Entries provided —
▼▼▼

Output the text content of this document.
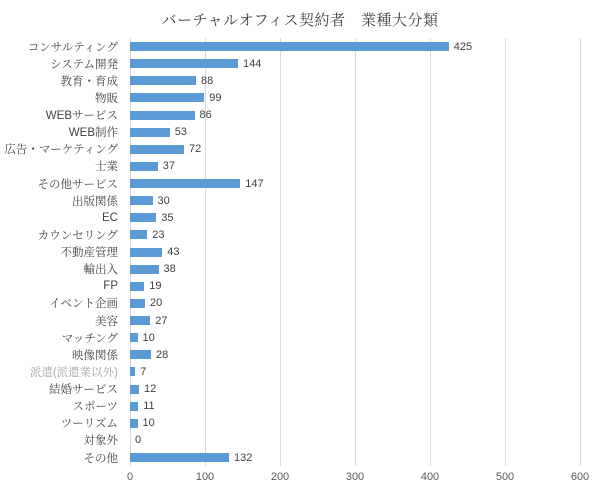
バーチャルオフィス契約者　業種大分類
コンサルティング
システム開発
教育・育成
物販
WEBサービス
WEB制作
広告・マーケティング
士業
その他サービス
出版関係
EC
カウンセリング
不動産管理
輸出入
FP
イベント企画
美容
マッチング
映像関係
派遣(派遣業以外)
結婚サービス
スポーツ
ツーリズム
対象外
その他
425
144
88
99
86
53
72
37
147
30
35
23
43
38
19
20
27
10
28
7
12
11
10
0
132
0	100	200	300	400	500	600
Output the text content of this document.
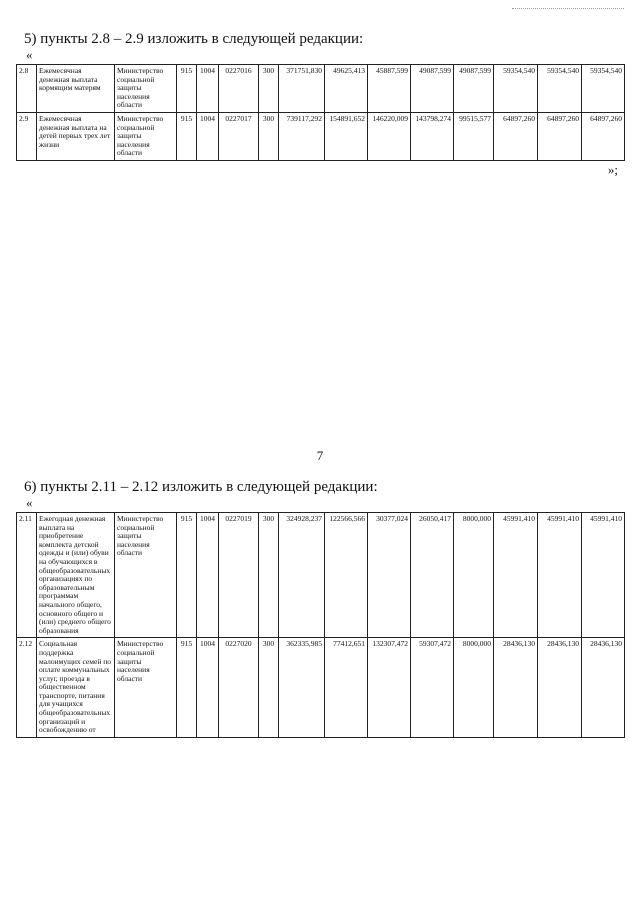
5) пункты 2.8 – 2.9 изложить в следующей редакции:

«
2.8	Ежемесячная денежная выплата кормящим матерям	Министерство социальной защиты населения области	915	1004	0227016	300	371751,830	49625,413	45887,599	49087,599	49087,599	59354,540	59354,540	59354,540
2.9	Ежемесячная денежная выплата на детей первых трех лет жизни	Министерство социальной защиты населения области	915	1004	0227017	300	739117,292	154891,652	146220,009	143798,274	99515,577	64897,260	64897,260	64897,260
»;
7

6) пункты 2.11 – 2.12 изложить в следующей редакции:

«
2.11	Ежегодная денежная выплата на приобретение комплекта детской одежды и (или) обуви на обучающихся в общеобразовательных организациях по образовательным программам начального общего, основного общего и (или) среднего общего образования	Министерство социальной защиты населения области	915	1004	0227019	300	324928,237	122566,566	30377,024	26050,417	8000,000	45991,410	45991,410	45991,410
2.12	Социальная поддержка малоимущих семей по оплате коммунальных услуг, проезда в общественном транспорте, питания для учащихся общеобразовательных организаций и освобождению от	Министерство социальной защиты населения области	915	1004	0227020	300	362335,985	77412,651	132307,472	59307,472	8000,000	28436,130	28436,130	28436,130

▲▲▲

Your task — Give every record back exactly as it reads, with no images.

Output below —
Output the text content of this document.
バーチャルオフィス契約者　業種大分類
コンサルティング
システム開発
教育・育成
物販
WEBサービス
WEB制作
広告・マーケティング
士業
その他サービス
出版関係
EC
カウンセリング
不動産管理
輸出入
FP
イベント企画
美容
マッチング
映像関係
派遣(派遣業以外)
結婚サービス
スポーツ
ツーリズム
対象外
その他
425
144
88
99
86
53
72
37
147
30
35
23
43
38
19
20
27
10
28
7
12
11
10
0
132
0	100	200	300	400	500	600
Output the text content of this document.
5) пункты 2.8 – 2.9 изложить в следующей редакции:

«
2.8	Ежемесячная денежная выплата кормящим матерям	Министерство социальной защиты населения области	915	1004	0227016	300	371751,830	49625,413	45887,599	49087,599	49087,599	59354,540	59354,540	59354,540
2.9	Ежемесячная денежная выплата на детей первых трех лет жизни	Министерство социальной защиты населения области	915	1004	0227017	300	739117,292	154891,652	146220,009	143798,274	99515,577	64897,260	64897,260	64897,260
»;
7

6) пункты 2.11 – 2.12 изложить в следующей редакции:

«
2.11	Ежегодная денежная выплата на приобретение комплекта детской одежды и (или) обуви на обучающихся в общеобразовательных организациях по образовательным программам начального общего, основного общего и (или) среднего общего образования	Министерство социальной защиты населения области	915	1004	0227019	300	324928,237	122566,566	30377,024	26050,417	8000,000	45991,410	45991,410	45991,410
2.12	Социальная поддержка малоимущих семей по оплате коммунальных услуг, проезда в общественном транспорте, питания для учащихся общеобразовательных организаций и освобождению от	Министерство социальной защиты населения области	915	1004	0227020	300	362335,985	77412,651	132307,472	59307,472	8000,000	28436,130	28436,130	28436,130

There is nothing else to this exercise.